Gather up every line that includes the string "Siparişlerim".

▶ [Records for the task]:

--- begin ---

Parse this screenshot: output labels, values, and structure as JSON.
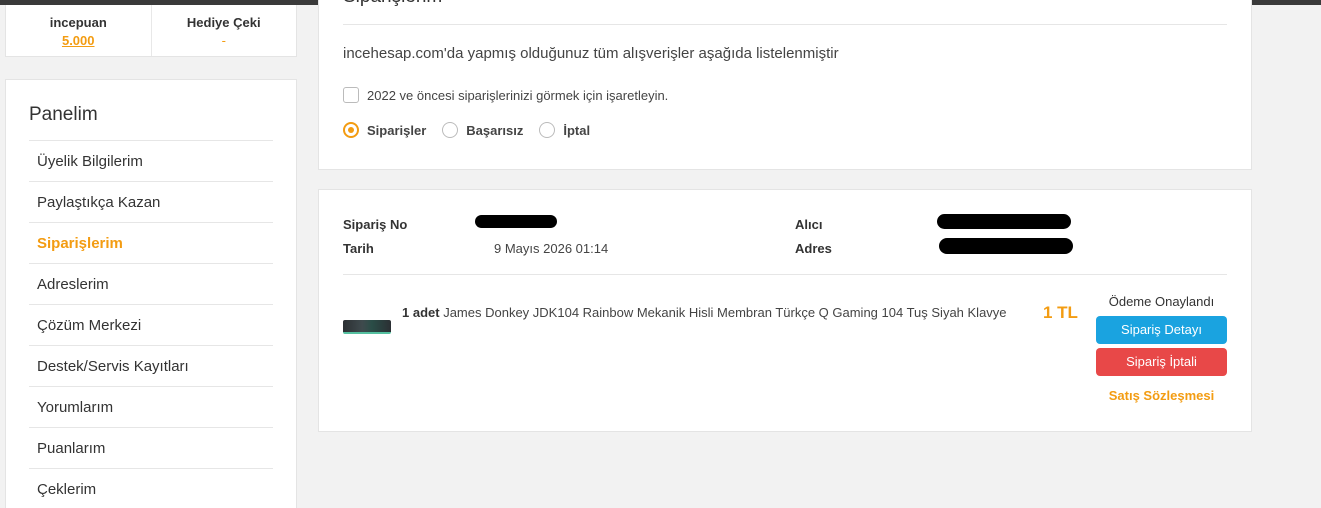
{
  "points": {
    "incepuan_label": "incepuan",
    "incepuan_value": "5.000",
    "gift_label": "Hediye Çeki",
    "gift_value": "-"
  },
  "sidebar": {
    "title": "Panelim",
    "items": [
      {
        "label": "Üyelik Bilgilerim"
      },
      {
        "label": "Paylaştıkça Kazan"
      },
      {
        "label": "Siparişlerim"
      },
      {
        "label": "Adreslerim"
      },
      {
        "label": "Çözüm Merkezi"
      },
      {
        "label": "Destek/Servis Kayıtları"
      },
      {
        "label": "Yorumlarım"
      },
      {
        "label": "Puanlarım"
      },
      {
        "label": "Çeklerim"
      }
    ],
    "active_index": 2
  },
  "orders": {
    "title": "Siparişlerim",
    "intro": "incehesap.com'da yapmış olduğunuz tüm alışverişler aşağıda listelenmiştir",
    "checkbox_label": "2022 ve öncesi siparişlerinizi görmek için işaretleyin.",
    "filters": [
      {
        "label": "Siparişler",
        "checked": true
      },
      {
        "label": "Başarısız",
        "checked": false
      },
      {
        "label": "İptal",
        "checked": false
      }
    ]
  },
  "order": {
    "order_no_label": "Sipariş No",
    "date_label": "Tarih",
    "date_value": "9 Mayıs 2026 01:14",
    "recipient_label": "Alıcı",
    "address_label": "Adres",
    "quantity": "1 adet",
    "product_name": "James Donkey JDK104 Rainbow Mekanik Hisli Membran Türkçe Q Gaming 104 Tuş Siyah Klavye",
    "price": "1 TL",
    "status": "Ödeme Onaylandı",
    "detail_button": "Sipariş Detayı",
    "cancel_button": "Sipariş İptali",
    "contract_link": "Satış Sözleşmesi"
  },
  "colors": {
    "accent": "#f39c12",
    "detail_button": "#1aa3e0",
    "cancel_button": "#e84848"
  },
  "icons": [
    "keyboard-product-image"
  ]
}
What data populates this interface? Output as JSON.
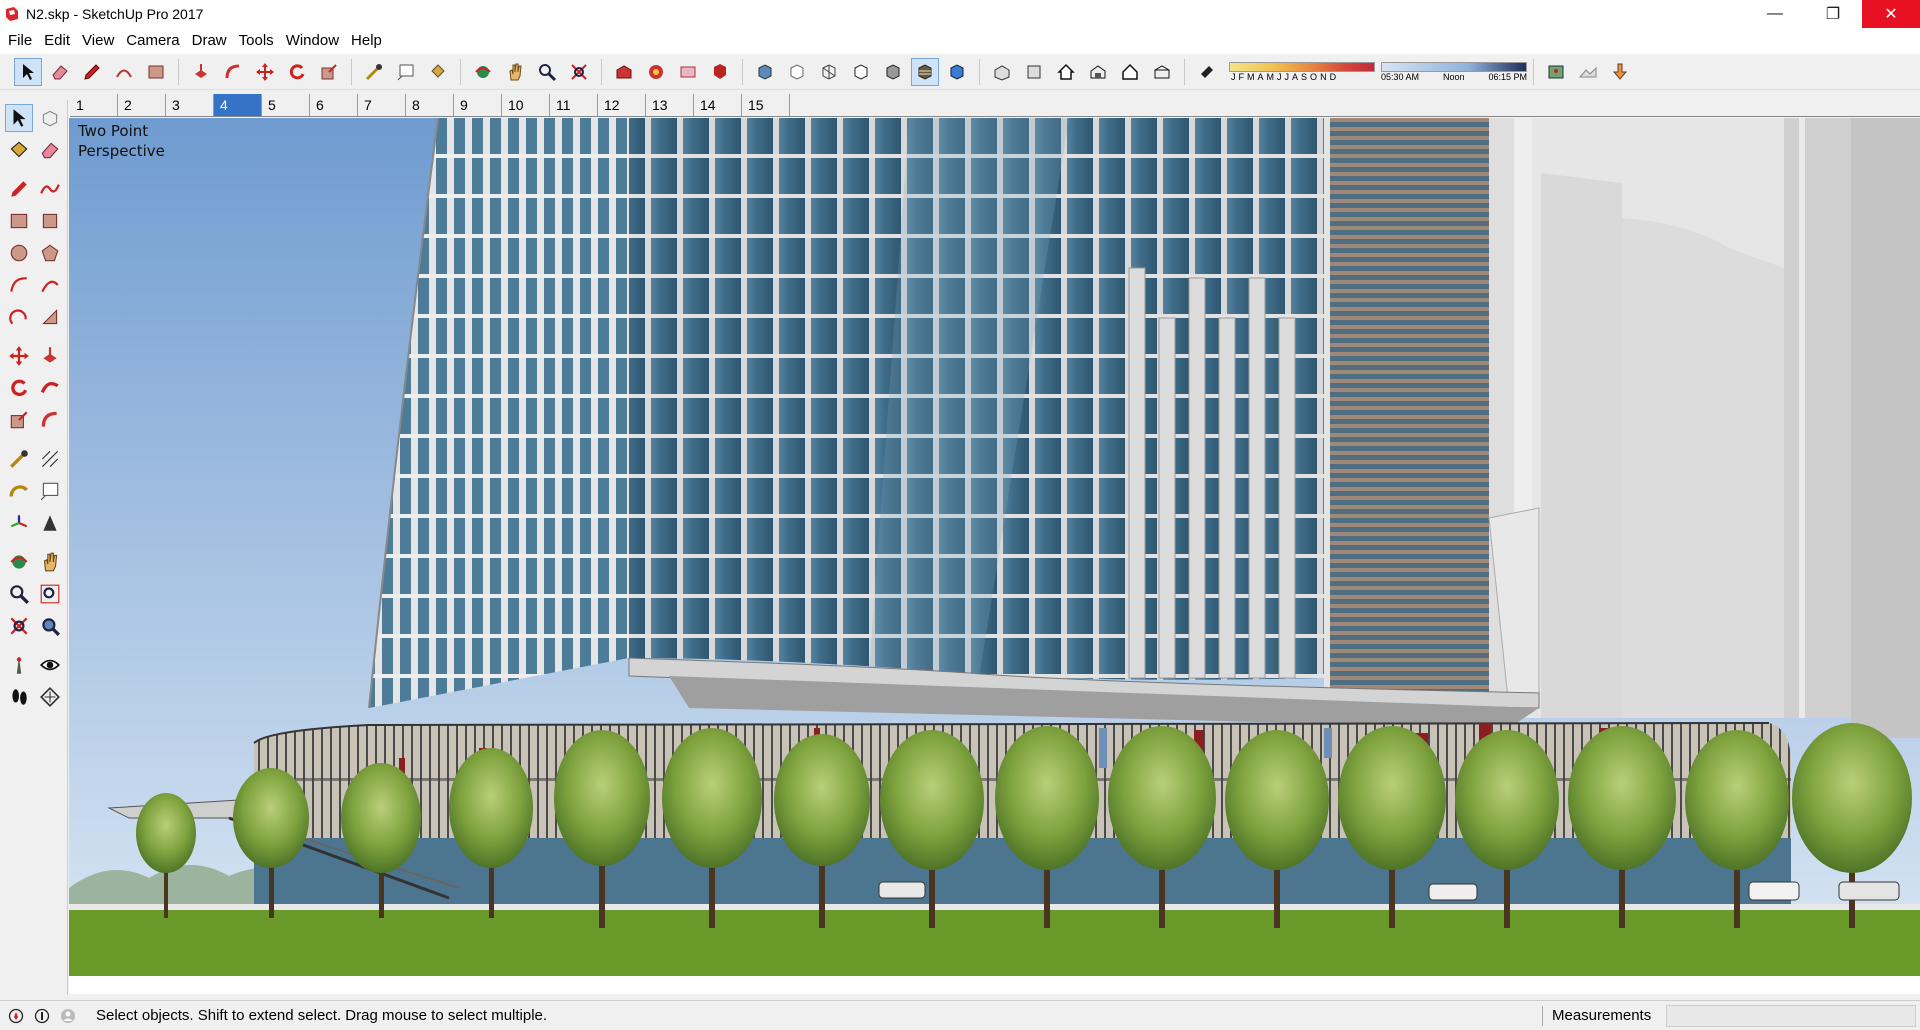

--- end ---

▶ [Solution below]:
        "label": "Siparişlerim"
    "title": "Siparişlerim",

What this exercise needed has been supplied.